=== The input ===

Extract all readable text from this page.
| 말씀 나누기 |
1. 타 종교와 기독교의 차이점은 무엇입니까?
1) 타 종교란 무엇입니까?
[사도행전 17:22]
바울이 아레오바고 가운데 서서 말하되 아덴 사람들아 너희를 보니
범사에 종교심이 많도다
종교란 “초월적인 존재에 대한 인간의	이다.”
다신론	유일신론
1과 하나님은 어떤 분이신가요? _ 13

===

What this task involves = Your task is to output the full set of records exactly as presented.

Worked answer =
Extract all readable text from this page.
| 말씀 나누기 |
1. 타 종교와 기독교의 차이점은 무엇입니까?
1) 타 종교란 무엇입니까?
[사도행전 17:22]
바울이 아레오바고 가운데 서서 말하되 아덴 사람들아 너희를 보니
범사에 종교심이 많도다
종교란 “초월적인 존재에 대한 인간의	이다.”
다신론	유일신론
1과 하나님은 어떤 분이신가요? _ 13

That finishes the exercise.